<<<<
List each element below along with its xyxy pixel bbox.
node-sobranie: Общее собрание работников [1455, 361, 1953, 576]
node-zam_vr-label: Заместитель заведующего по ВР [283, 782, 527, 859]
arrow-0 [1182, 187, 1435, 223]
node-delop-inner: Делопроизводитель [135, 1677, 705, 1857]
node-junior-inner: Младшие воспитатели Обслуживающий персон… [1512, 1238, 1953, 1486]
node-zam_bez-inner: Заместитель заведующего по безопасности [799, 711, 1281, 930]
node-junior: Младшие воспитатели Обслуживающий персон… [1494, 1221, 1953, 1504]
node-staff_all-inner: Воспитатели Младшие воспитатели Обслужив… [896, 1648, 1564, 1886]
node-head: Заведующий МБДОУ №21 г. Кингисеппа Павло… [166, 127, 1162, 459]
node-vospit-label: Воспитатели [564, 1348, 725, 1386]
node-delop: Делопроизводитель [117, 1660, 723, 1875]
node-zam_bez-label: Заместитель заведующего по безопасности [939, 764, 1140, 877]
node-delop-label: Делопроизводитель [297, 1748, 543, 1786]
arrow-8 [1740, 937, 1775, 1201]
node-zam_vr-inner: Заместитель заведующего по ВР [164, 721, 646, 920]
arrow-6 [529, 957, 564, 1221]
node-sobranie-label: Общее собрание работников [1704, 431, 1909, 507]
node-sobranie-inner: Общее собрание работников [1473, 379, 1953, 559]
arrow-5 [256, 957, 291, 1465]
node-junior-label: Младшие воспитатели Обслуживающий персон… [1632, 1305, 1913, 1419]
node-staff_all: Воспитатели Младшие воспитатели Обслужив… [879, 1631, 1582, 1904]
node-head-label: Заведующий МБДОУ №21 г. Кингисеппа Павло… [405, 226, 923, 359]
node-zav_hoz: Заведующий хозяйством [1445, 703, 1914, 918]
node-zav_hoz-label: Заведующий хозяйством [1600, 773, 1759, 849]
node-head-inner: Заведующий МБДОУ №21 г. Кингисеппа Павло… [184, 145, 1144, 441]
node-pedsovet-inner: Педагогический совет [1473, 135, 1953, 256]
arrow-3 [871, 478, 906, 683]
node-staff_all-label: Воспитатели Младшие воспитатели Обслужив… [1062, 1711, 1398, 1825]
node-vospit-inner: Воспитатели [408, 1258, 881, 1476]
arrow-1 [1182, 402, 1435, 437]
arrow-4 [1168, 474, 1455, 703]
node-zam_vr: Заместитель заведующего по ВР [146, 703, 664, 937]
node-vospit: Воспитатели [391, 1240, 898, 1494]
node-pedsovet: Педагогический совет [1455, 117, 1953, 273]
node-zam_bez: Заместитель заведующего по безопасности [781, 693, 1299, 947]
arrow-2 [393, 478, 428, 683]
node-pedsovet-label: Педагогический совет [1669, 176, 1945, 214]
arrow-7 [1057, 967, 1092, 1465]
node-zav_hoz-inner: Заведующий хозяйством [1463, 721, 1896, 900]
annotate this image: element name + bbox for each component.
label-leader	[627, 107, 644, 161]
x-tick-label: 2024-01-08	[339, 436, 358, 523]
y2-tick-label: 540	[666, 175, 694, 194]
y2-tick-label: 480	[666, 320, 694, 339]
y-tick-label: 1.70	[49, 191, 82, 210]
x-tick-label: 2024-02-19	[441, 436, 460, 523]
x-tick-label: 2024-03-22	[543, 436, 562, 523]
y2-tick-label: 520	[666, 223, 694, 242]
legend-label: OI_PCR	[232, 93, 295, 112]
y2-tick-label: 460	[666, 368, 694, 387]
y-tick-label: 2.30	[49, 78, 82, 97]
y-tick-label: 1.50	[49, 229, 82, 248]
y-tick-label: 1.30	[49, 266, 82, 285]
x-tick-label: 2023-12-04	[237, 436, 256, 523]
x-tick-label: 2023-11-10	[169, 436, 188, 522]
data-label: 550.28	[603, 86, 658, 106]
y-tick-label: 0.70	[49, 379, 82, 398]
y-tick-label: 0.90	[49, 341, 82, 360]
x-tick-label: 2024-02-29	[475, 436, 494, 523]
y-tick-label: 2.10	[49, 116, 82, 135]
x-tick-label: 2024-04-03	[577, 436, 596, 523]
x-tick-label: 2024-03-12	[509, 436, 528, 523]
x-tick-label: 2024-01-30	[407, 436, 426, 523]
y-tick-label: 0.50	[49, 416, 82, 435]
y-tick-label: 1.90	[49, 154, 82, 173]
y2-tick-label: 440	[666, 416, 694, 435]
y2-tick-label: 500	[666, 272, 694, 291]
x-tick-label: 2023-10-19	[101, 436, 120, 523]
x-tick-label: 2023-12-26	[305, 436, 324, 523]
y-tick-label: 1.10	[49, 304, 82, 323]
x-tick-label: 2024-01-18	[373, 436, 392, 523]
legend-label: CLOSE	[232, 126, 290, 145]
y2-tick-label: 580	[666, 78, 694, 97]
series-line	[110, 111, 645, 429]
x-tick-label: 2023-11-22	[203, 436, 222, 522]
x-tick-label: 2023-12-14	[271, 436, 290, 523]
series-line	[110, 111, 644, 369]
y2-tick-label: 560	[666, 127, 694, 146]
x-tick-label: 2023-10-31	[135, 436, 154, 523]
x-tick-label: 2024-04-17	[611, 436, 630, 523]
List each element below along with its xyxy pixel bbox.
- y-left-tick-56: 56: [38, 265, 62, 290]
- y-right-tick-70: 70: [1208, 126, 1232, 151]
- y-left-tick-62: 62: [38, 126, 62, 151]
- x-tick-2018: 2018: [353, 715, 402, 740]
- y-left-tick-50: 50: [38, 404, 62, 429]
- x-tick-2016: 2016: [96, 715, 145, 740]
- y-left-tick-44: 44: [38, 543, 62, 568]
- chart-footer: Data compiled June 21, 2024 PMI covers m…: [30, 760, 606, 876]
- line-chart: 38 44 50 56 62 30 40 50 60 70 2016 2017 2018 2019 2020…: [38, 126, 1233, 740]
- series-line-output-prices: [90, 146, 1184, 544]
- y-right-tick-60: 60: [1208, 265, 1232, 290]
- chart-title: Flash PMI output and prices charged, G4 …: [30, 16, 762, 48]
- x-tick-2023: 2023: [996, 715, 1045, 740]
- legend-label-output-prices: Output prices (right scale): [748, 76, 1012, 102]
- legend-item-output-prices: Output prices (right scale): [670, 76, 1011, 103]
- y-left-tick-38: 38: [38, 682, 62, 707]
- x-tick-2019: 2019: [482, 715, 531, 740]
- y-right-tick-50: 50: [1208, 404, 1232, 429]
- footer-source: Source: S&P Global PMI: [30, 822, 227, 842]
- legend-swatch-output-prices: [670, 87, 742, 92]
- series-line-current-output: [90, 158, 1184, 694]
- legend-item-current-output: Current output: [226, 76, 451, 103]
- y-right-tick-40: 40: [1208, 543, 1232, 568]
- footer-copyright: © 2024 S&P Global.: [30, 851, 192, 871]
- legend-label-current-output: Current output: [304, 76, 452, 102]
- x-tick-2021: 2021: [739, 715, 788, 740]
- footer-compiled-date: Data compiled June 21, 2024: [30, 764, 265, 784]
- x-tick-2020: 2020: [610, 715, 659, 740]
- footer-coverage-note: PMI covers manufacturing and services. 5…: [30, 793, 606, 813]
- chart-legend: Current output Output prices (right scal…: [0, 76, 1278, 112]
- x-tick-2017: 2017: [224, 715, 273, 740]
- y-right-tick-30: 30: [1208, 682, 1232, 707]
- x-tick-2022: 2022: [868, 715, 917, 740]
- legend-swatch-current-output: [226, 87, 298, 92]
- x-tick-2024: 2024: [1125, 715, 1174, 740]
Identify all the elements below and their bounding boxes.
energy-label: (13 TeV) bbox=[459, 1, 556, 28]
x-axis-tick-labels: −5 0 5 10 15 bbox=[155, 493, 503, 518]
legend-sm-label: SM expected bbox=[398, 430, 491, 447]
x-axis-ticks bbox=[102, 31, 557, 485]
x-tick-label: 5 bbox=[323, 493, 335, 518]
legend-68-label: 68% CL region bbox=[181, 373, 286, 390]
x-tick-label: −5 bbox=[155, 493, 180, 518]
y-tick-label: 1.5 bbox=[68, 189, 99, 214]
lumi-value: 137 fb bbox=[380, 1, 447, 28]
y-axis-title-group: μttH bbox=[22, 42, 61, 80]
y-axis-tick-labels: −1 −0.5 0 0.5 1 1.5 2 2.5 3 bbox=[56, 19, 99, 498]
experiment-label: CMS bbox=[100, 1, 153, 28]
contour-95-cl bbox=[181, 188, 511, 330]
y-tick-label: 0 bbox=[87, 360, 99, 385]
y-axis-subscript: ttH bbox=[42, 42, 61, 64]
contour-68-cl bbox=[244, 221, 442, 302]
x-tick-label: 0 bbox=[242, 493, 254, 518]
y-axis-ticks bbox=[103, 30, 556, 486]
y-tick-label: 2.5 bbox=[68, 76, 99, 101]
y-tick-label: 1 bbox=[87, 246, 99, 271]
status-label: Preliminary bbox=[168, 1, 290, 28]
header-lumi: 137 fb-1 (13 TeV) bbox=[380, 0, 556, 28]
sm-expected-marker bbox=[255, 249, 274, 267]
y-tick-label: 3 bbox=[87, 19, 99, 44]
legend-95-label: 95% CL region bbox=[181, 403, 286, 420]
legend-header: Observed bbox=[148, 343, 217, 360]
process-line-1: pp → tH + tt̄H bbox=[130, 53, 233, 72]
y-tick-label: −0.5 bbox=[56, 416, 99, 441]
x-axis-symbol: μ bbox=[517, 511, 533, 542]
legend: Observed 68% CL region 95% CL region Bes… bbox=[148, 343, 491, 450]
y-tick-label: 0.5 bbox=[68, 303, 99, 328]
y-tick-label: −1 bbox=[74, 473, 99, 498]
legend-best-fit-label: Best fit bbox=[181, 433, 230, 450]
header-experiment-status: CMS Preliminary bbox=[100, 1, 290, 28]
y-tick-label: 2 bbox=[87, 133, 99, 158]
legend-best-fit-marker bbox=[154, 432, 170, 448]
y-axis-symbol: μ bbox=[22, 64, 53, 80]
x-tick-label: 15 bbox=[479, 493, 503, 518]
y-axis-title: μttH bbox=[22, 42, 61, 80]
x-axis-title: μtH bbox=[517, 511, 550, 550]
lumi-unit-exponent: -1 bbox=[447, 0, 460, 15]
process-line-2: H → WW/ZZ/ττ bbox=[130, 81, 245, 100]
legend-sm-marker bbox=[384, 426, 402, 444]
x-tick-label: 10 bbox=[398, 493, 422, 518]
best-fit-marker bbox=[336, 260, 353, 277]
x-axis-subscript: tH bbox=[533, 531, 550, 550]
>>>>
Exercise details » Reproduce verbatim every line of the entries from the first line through the line containing "node-head: Заведующий МБДОУ", both ends included.

Result of this task »
List each element below along with its xyxy pixel bbox.
node-sobranie: Общее собрание работников [1455, 361, 1953, 576]
node-zam_vr-label: Заместитель заведующего по ВР [283, 782, 527, 859]
arrow-0 [1182, 187, 1435, 223]
node-delop-inner: Делопроизводитель [135, 1677, 705, 1857]
node-junior-inner: Младшие воспитатели Обслуживающий персон… [1512, 1238, 1953, 1486]
node-zam_bez-inner: Заместитель заведующего по безопасности [799, 711, 1281, 930]
node-junior: Младшие воспитатели Обслуживающий персон… [1494, 1221, 1953, 1504]
node-staff_all-inner: Воспитатели Младшие воспитатели Обслужив… [896, 1648, 1564, 1886]
node-head: Заведующий МБДОУ №21 г. Кингисеппа Павло… [166, 127, 1162, 459]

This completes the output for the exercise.